* [Challenge] Below are some records. Copy every line in them that holds "epizoóticos".

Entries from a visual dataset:
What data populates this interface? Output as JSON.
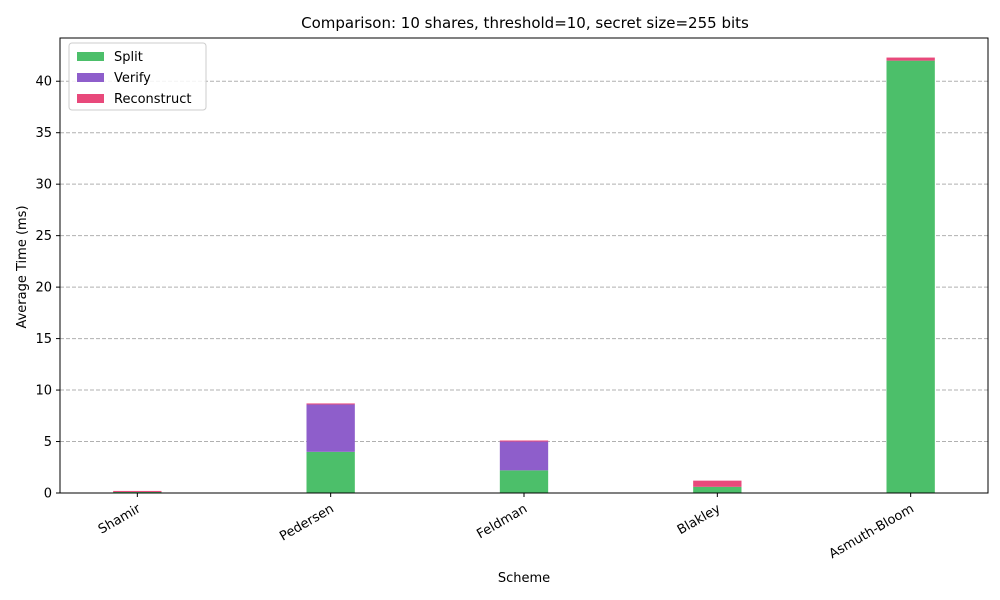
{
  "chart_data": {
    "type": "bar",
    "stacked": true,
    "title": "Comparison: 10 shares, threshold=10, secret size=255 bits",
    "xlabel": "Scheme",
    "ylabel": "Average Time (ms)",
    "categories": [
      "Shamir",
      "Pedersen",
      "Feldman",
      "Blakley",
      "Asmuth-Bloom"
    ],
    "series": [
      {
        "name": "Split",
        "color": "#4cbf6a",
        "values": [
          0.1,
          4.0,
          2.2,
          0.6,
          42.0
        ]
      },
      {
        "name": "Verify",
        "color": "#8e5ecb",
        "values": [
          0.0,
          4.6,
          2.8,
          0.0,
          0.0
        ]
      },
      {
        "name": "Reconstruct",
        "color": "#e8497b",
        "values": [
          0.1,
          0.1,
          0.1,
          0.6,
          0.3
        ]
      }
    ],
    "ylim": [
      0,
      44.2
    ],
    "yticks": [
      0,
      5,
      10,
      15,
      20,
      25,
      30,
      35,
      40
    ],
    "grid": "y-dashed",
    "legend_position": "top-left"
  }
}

...

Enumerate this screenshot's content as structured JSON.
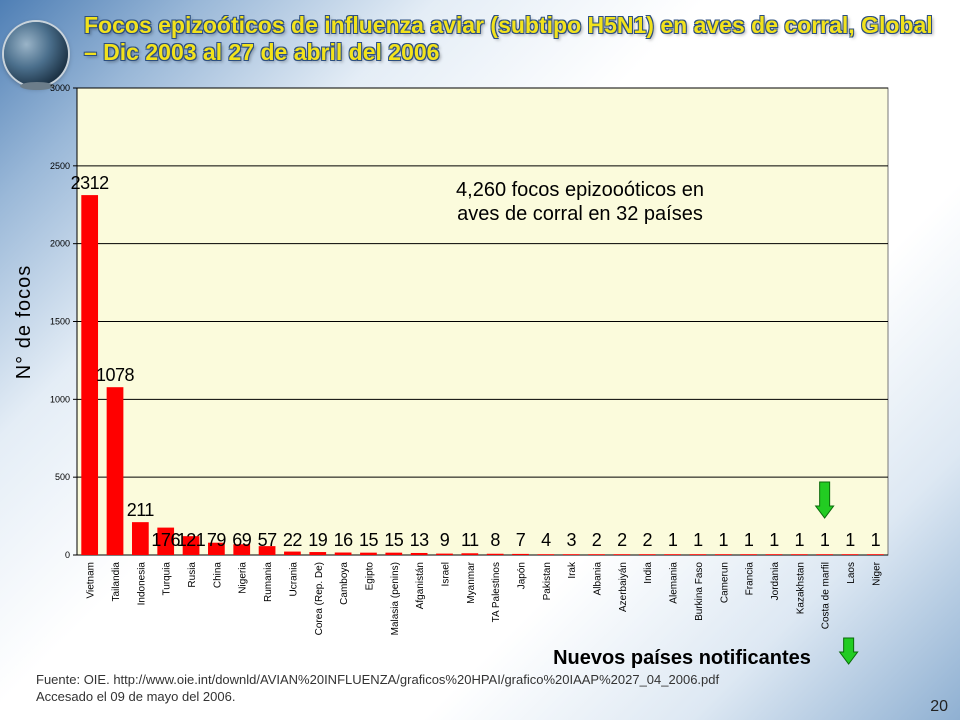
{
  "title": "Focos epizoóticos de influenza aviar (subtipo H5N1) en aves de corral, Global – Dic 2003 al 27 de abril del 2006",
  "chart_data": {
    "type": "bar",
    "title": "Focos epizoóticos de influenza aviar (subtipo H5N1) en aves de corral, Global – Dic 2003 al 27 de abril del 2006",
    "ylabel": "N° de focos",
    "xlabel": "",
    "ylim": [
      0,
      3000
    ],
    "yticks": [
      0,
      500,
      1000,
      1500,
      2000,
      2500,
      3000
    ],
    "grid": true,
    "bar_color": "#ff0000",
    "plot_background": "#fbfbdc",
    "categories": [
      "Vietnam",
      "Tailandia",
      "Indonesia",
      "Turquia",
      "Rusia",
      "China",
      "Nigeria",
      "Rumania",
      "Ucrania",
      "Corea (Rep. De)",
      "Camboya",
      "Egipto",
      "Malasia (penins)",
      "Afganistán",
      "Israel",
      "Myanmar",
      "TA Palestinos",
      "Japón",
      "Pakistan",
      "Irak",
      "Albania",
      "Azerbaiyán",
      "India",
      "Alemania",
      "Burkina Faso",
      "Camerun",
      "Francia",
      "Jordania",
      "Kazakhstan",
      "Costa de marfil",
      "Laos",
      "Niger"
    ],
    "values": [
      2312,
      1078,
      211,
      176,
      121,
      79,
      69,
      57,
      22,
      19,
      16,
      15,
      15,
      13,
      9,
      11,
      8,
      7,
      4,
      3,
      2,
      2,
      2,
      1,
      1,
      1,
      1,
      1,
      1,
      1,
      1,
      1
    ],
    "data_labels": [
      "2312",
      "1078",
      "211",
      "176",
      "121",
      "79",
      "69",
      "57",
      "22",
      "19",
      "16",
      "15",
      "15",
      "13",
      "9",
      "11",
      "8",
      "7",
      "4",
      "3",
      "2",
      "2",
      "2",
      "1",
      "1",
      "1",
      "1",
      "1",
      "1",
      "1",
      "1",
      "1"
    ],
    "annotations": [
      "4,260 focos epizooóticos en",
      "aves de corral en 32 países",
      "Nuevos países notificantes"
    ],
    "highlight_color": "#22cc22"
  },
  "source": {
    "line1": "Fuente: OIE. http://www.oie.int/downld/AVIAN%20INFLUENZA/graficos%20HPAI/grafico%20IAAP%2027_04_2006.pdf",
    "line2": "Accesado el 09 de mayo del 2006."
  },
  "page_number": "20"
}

* [Response below]
  "title": "Focos epizoóticos de influenza aviar (subtipo H5N1) en aves de corral, Global – Dic 2003 al 27 de abril del 2006",
    "title": "Focos epizoóticos de influenza aviar (subtipo H5N1) en aves de corral, Global – Dic 2003 al 27 de abril del 2006",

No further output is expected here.